Extracted records:
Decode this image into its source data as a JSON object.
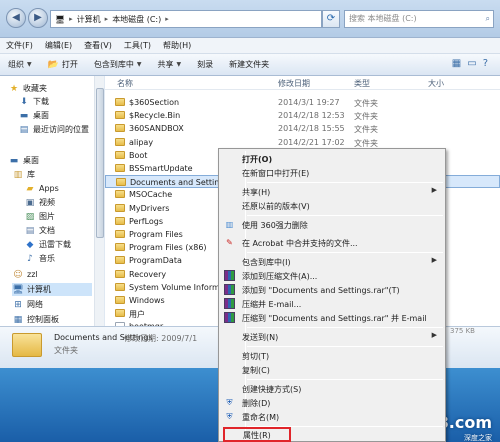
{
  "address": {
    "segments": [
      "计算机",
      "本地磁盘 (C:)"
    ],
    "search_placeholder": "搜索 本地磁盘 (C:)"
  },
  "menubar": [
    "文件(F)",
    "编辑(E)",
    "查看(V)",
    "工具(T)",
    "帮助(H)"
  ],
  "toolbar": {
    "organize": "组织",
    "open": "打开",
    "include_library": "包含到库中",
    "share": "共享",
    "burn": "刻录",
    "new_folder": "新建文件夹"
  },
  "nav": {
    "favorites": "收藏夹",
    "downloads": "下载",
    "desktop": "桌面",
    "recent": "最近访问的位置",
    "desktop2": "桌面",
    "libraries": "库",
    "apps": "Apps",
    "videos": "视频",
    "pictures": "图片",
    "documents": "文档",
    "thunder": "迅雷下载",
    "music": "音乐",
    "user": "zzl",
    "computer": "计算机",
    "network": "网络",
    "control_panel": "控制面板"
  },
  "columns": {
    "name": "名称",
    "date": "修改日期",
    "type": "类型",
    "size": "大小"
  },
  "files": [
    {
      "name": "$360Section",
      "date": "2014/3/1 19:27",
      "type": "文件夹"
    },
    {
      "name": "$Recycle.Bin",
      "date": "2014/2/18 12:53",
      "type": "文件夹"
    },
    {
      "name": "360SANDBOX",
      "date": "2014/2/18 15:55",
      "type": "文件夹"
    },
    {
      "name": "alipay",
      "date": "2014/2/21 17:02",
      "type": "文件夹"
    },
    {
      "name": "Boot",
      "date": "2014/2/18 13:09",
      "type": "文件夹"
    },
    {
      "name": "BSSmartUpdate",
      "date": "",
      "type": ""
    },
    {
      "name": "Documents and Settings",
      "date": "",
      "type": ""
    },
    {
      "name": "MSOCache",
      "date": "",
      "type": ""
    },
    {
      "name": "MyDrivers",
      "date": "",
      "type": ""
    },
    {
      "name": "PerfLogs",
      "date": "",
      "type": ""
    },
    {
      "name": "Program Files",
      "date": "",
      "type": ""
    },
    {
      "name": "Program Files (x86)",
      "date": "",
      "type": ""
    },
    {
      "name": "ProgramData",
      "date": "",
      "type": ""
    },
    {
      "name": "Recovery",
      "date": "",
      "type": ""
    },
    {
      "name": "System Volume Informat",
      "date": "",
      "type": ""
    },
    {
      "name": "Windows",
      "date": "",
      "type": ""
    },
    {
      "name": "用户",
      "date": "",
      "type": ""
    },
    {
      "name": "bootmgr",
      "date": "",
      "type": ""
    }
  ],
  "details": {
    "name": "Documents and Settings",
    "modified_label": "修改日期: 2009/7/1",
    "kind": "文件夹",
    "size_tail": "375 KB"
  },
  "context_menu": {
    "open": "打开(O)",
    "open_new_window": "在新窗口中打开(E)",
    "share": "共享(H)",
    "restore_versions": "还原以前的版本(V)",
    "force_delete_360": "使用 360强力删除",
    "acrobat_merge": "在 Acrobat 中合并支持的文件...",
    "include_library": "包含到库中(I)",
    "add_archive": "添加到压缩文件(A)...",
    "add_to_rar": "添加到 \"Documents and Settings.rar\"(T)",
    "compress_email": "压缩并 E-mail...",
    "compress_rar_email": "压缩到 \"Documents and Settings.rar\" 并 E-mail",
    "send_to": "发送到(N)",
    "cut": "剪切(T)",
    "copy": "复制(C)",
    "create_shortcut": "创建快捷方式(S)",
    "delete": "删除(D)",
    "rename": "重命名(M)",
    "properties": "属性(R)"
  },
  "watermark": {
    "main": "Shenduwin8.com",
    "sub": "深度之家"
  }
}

==

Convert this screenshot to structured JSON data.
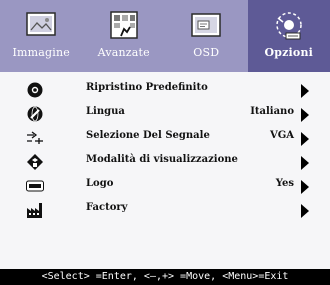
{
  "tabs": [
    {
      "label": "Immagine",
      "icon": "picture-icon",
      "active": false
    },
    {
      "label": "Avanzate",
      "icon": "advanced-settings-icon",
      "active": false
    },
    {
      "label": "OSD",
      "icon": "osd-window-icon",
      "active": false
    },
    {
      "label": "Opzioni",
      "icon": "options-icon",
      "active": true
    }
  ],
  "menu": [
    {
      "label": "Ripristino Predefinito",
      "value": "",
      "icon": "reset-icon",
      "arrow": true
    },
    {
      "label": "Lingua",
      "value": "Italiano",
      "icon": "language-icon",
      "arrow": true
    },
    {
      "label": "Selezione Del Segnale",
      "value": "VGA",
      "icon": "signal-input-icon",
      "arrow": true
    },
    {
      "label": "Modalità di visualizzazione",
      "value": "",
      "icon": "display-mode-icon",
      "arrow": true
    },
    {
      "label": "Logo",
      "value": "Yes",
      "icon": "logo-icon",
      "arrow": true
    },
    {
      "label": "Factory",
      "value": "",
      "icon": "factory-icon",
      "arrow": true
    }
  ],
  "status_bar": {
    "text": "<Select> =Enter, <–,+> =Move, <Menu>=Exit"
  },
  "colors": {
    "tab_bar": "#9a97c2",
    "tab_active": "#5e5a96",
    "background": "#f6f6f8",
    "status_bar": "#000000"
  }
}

• Given request:
Sift the material for lines with the string "mail". Copy each one found.

• Written reply:
    "compress_email": "压缩并 E-mail...",
    "compress_rar_email": "压缩到 \"Documents and Settings.rar\" 并 E-mail",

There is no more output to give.